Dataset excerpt
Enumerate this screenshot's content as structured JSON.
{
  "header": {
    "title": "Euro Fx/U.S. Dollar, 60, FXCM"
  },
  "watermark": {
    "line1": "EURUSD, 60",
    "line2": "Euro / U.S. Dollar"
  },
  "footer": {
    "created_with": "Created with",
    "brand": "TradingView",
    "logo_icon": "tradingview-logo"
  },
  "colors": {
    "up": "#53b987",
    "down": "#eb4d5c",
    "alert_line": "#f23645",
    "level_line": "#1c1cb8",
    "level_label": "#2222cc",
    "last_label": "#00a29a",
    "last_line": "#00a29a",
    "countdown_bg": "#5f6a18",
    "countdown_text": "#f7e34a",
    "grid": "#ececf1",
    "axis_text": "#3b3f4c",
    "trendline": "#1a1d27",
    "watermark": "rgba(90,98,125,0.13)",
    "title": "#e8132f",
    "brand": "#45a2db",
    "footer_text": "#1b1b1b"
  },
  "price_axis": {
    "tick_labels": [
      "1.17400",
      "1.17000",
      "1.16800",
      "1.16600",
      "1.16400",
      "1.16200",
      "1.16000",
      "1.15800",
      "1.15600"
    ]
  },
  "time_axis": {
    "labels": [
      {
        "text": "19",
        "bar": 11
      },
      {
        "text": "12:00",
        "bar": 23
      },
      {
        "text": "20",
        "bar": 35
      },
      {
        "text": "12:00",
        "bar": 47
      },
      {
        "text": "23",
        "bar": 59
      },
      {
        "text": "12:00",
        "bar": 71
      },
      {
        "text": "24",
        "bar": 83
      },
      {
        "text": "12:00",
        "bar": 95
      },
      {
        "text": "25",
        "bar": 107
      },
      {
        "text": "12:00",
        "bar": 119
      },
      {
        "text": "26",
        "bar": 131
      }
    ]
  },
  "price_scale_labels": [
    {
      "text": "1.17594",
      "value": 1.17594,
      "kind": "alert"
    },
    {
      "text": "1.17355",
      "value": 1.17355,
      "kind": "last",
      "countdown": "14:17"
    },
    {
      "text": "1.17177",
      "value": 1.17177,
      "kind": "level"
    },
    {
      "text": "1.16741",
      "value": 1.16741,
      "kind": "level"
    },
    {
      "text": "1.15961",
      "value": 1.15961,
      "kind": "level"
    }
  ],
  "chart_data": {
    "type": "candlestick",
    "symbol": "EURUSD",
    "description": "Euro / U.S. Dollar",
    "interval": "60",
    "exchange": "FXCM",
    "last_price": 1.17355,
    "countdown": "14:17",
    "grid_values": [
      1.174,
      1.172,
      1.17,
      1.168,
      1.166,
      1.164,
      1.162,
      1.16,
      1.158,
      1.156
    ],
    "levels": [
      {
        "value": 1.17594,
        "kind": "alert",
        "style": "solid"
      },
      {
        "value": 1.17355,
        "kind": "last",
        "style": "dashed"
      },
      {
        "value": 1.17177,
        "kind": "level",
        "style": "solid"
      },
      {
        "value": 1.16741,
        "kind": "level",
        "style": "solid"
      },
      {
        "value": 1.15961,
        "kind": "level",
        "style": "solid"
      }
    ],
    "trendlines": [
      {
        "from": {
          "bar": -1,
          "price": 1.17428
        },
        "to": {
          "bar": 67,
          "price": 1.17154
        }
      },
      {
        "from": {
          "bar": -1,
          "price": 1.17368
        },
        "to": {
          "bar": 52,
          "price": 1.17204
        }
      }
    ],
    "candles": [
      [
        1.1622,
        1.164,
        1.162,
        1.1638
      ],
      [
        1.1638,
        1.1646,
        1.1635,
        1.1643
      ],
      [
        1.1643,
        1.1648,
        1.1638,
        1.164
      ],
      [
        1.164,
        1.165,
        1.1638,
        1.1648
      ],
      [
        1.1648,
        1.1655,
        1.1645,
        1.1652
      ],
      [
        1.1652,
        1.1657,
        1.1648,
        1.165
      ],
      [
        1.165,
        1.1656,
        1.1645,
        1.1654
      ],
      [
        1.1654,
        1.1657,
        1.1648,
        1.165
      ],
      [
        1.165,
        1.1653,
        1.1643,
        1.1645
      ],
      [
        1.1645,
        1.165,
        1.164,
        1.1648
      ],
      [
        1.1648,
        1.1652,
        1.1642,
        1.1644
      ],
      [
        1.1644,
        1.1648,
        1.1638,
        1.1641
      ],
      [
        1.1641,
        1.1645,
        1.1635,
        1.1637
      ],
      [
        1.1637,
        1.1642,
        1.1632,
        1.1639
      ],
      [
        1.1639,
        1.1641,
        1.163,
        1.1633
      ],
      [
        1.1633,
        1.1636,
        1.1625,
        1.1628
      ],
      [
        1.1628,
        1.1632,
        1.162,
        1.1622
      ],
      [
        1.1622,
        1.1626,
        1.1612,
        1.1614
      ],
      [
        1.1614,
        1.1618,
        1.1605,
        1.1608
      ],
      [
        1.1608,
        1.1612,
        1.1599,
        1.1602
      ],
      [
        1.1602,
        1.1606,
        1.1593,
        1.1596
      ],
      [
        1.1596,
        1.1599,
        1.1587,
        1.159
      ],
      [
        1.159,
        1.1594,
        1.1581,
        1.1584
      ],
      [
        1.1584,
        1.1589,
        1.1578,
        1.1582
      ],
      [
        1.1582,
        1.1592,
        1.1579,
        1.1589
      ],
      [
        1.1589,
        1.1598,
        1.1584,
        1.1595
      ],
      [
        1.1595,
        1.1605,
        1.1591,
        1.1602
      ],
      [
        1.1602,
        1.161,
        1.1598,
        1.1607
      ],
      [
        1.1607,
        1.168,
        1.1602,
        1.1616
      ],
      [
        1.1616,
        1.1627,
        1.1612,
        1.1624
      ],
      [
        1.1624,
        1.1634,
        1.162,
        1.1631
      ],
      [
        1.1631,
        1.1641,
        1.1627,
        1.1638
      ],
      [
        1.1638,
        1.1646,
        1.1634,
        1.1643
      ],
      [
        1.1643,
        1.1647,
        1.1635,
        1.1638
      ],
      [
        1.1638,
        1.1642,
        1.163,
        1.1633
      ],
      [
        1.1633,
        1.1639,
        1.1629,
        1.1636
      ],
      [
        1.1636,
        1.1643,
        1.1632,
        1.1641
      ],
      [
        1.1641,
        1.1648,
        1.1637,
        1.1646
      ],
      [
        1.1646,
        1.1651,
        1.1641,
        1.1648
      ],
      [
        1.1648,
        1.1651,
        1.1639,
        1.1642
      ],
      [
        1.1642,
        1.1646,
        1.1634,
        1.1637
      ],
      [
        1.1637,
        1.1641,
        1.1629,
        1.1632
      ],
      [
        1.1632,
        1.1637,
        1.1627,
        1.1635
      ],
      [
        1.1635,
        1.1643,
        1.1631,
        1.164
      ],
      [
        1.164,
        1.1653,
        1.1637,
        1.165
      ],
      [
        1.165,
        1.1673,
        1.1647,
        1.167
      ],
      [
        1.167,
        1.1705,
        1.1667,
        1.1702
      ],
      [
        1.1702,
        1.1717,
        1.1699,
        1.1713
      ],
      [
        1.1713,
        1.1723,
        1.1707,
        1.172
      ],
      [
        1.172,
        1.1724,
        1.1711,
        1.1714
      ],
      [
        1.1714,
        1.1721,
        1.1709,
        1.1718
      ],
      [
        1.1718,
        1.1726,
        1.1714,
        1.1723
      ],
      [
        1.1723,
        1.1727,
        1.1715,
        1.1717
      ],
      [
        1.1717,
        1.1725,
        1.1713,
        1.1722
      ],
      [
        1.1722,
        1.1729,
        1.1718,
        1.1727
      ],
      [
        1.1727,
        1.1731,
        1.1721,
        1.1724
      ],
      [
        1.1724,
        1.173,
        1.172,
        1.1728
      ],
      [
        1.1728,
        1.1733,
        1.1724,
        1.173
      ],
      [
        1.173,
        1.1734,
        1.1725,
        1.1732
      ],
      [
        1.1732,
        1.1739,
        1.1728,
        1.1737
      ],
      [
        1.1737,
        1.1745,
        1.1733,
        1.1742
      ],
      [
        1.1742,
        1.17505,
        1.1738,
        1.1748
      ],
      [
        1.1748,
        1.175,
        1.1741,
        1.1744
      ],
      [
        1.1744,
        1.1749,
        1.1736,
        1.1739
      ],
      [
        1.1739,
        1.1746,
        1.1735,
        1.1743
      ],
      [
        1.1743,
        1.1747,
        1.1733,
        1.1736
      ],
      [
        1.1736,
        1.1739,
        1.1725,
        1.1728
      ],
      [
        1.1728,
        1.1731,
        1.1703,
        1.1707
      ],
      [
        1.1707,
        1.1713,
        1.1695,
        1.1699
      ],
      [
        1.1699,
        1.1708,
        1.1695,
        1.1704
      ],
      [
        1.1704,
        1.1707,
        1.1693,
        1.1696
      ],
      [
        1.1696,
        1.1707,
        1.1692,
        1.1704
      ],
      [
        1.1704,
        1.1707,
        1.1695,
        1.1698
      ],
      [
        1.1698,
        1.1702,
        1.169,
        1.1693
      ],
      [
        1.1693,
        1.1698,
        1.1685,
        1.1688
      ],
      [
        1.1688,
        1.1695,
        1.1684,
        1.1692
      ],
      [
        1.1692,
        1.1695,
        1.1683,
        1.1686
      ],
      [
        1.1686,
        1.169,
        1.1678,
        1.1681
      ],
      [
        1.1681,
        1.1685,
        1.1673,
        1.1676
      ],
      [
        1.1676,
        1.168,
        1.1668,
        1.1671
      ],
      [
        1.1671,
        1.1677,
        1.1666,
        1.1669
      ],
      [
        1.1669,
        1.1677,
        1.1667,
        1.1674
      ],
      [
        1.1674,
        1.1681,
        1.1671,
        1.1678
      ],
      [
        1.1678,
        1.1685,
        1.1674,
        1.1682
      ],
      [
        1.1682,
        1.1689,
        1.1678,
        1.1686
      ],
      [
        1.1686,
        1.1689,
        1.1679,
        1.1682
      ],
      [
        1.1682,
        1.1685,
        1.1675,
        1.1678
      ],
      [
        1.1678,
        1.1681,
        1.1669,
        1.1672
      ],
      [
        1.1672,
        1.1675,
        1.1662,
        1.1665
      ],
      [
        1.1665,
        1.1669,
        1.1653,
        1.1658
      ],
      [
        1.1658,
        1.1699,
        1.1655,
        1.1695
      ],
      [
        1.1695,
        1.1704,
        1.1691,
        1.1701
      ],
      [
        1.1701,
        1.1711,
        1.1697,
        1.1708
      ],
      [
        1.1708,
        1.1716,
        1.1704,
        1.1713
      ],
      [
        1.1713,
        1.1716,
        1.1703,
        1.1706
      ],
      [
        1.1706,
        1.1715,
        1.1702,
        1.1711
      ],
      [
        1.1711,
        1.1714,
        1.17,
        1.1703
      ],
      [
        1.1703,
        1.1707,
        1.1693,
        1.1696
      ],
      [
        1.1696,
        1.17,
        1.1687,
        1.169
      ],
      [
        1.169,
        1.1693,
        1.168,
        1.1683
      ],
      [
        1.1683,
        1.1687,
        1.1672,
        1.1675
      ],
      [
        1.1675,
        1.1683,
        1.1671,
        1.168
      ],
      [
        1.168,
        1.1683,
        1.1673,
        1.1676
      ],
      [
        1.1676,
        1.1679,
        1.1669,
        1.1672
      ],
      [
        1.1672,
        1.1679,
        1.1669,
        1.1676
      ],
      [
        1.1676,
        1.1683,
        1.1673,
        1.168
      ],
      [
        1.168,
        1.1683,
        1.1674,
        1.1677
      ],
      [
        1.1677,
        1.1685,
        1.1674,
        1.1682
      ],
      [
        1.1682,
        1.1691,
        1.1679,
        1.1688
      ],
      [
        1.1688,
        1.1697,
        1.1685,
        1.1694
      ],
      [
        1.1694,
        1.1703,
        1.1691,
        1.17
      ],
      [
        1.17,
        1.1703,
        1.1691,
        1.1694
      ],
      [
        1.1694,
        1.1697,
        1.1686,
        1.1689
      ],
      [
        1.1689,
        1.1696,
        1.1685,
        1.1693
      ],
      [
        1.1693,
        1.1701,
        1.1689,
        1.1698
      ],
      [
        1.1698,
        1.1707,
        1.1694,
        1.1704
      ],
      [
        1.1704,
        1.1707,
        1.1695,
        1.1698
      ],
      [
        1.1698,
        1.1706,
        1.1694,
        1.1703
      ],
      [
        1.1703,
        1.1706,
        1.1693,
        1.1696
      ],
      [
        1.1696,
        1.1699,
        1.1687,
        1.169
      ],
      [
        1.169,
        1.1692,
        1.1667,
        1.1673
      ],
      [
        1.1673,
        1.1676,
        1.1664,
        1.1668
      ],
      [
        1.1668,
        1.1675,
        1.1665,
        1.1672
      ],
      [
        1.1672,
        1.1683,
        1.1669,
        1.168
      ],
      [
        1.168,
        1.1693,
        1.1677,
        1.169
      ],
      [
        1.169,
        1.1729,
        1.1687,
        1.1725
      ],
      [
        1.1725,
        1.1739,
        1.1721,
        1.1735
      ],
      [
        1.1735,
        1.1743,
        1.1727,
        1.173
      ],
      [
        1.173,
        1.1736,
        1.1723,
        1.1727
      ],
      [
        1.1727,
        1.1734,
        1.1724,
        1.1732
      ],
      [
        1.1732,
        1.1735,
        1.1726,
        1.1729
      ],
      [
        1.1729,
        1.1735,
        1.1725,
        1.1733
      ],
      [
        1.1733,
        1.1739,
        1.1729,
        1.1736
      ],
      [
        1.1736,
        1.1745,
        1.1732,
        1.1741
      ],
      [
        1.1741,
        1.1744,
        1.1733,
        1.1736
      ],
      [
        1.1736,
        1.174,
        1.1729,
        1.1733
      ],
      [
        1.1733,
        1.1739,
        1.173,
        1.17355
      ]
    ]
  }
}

__TASK INSTRUCTIONS__
Report how many lines of the records above contain the word "watermark", giving only the number.

__WRITTEN RESPONSE__
2